§ Source records:

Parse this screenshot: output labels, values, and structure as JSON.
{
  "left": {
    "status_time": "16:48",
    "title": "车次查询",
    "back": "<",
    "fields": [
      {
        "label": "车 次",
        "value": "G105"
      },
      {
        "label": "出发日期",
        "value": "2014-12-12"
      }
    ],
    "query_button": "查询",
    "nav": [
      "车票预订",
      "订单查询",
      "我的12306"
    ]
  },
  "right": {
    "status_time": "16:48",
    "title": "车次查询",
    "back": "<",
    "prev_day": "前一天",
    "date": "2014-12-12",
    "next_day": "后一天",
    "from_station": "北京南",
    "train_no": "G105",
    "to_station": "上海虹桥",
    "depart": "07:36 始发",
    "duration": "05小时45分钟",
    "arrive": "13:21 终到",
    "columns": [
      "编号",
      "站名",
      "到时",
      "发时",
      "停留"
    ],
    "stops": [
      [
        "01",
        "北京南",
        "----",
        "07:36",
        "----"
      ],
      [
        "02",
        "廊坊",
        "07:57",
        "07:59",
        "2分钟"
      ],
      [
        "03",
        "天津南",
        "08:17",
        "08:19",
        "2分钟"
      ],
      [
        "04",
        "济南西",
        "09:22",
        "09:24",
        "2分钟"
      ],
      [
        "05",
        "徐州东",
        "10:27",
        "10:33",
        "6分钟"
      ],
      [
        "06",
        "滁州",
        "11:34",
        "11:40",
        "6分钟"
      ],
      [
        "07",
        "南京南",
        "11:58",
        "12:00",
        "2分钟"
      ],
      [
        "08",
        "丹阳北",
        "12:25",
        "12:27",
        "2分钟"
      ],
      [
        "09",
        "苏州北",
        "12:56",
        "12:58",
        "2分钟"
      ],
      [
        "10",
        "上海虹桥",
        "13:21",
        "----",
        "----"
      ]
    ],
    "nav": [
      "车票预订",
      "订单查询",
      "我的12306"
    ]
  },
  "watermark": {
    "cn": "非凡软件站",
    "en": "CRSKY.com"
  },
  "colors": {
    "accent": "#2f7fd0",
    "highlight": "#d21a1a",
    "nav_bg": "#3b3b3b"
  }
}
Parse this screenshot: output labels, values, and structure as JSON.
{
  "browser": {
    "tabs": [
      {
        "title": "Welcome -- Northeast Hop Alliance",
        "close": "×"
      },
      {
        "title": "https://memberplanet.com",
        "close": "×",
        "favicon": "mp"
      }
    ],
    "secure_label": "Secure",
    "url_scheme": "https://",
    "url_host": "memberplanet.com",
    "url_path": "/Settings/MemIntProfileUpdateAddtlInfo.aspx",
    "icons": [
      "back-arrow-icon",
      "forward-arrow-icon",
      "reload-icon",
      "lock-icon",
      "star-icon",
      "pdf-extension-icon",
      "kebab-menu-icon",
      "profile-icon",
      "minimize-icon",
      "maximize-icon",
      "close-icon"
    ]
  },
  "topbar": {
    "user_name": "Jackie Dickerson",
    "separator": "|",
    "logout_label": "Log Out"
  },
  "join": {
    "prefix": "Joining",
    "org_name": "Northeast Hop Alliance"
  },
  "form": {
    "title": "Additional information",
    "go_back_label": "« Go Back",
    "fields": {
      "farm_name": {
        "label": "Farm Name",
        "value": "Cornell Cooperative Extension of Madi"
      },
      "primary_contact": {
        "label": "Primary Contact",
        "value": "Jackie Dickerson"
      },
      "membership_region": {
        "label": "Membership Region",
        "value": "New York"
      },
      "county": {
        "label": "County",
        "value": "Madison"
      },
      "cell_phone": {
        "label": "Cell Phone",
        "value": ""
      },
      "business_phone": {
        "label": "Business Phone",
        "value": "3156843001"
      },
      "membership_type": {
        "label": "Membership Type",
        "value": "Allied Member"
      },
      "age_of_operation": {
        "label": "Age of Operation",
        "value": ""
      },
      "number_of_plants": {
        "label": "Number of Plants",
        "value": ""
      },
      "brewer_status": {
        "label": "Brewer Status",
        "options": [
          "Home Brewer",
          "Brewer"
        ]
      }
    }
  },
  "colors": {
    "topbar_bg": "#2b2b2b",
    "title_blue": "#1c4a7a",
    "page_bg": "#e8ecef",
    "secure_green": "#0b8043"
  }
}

---

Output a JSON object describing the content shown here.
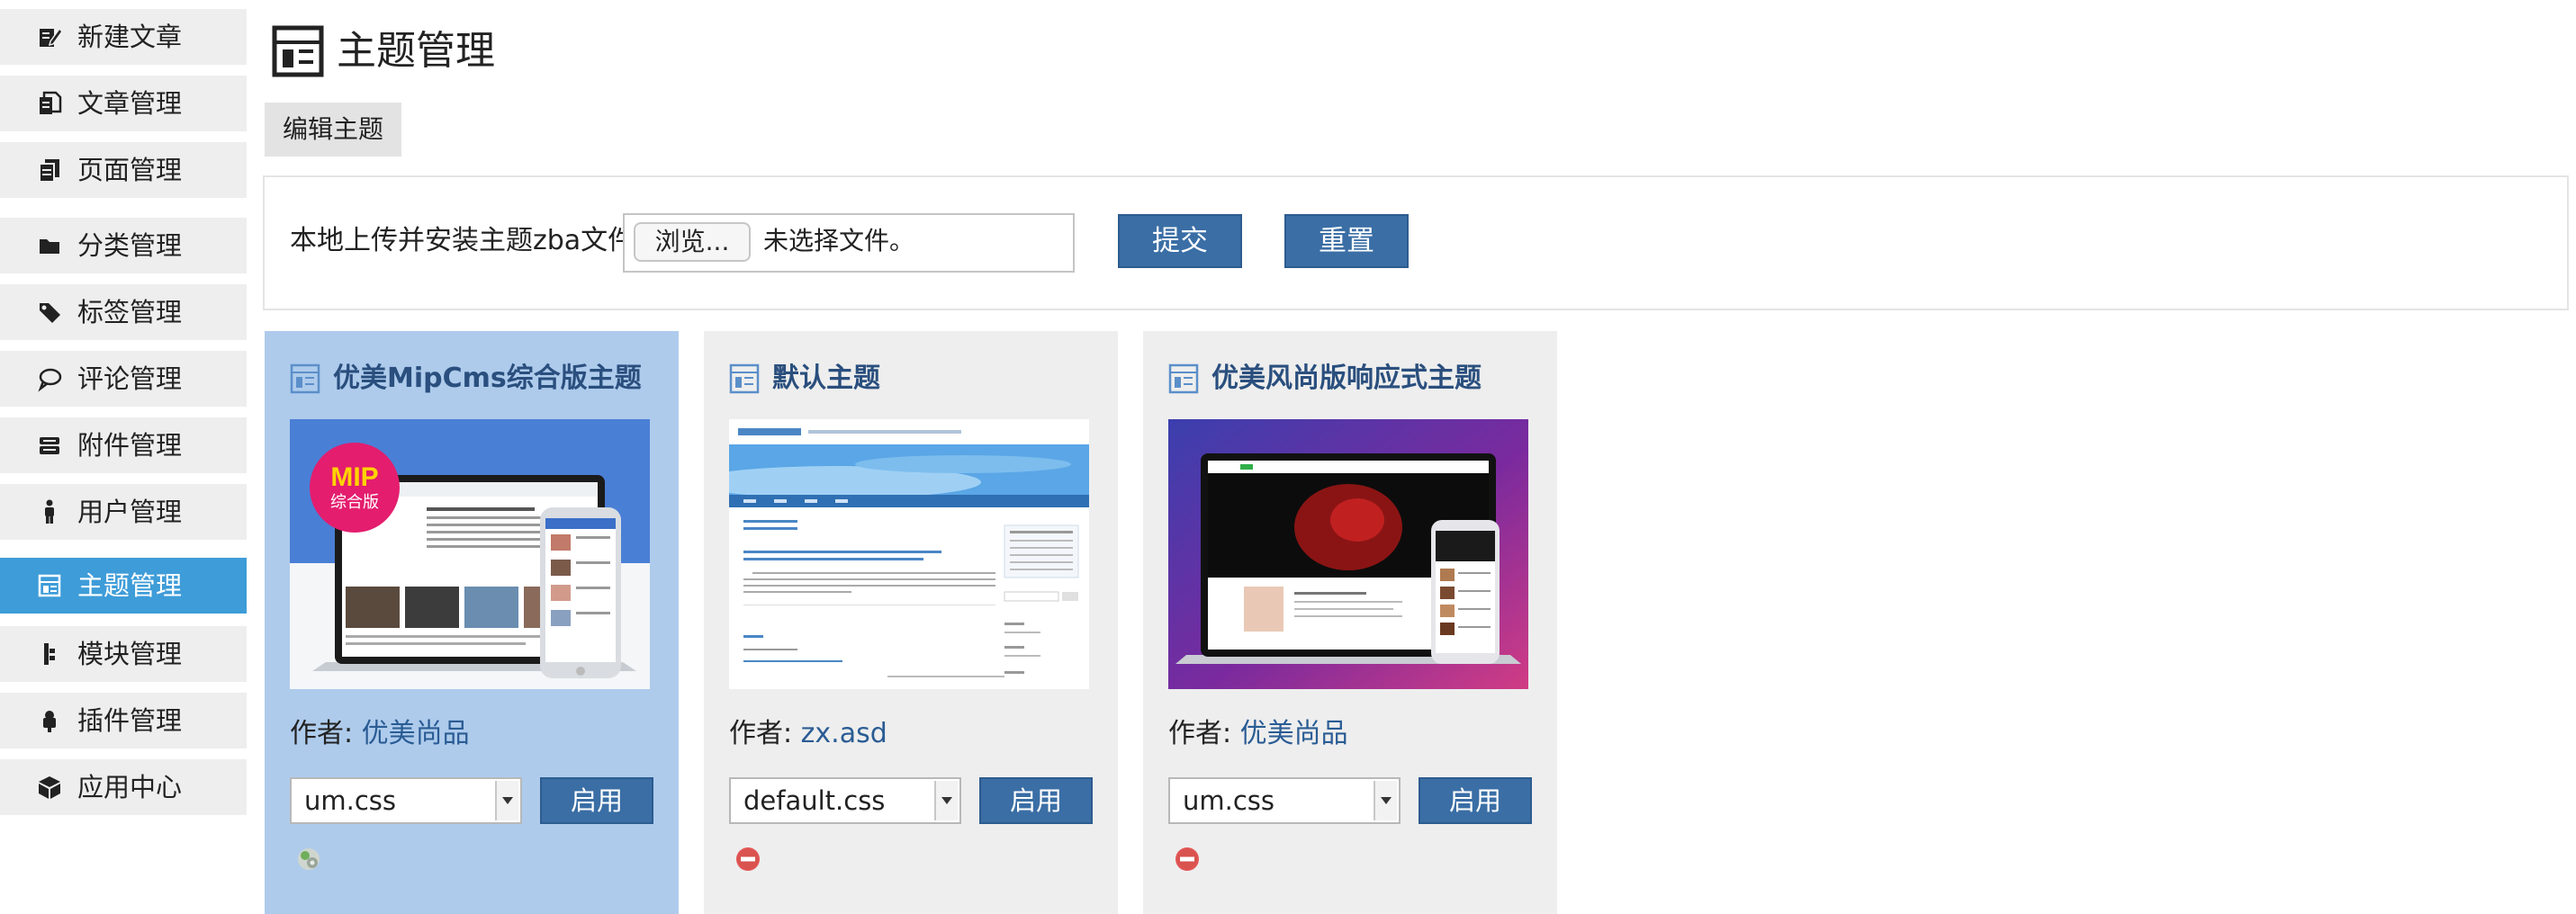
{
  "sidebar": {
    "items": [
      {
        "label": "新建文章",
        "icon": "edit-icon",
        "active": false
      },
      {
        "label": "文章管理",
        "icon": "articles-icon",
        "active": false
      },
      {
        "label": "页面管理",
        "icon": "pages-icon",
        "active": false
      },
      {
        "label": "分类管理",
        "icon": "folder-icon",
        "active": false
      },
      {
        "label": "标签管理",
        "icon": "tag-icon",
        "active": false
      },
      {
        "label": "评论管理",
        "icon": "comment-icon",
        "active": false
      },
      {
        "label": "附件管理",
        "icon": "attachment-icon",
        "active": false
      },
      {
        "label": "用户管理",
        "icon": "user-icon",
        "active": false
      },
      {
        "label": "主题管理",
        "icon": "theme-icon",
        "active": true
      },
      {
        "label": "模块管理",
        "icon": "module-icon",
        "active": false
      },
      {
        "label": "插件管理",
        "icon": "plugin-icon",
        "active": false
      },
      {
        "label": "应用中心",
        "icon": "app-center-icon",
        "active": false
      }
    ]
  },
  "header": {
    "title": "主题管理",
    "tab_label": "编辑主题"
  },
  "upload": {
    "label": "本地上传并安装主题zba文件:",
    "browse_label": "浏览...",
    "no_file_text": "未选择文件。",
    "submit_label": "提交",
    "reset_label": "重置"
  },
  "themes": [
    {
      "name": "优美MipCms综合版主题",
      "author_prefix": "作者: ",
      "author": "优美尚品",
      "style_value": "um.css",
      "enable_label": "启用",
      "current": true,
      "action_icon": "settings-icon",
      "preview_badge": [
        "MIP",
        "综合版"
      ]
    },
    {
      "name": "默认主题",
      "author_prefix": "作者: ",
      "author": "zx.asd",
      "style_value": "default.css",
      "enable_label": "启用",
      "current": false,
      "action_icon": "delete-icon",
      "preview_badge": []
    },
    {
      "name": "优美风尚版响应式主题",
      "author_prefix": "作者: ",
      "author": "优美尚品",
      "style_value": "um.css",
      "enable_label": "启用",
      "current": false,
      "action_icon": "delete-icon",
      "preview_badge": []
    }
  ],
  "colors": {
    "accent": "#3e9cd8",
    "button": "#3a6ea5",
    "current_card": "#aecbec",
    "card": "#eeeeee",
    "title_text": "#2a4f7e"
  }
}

§ Aim of the exercise:
Scan the listing above. Collect all lines with the word "memberplanet".

§ Exercise solution:
        "title": "https://memberplanet.com",
    "url_host": "memberplanet.com",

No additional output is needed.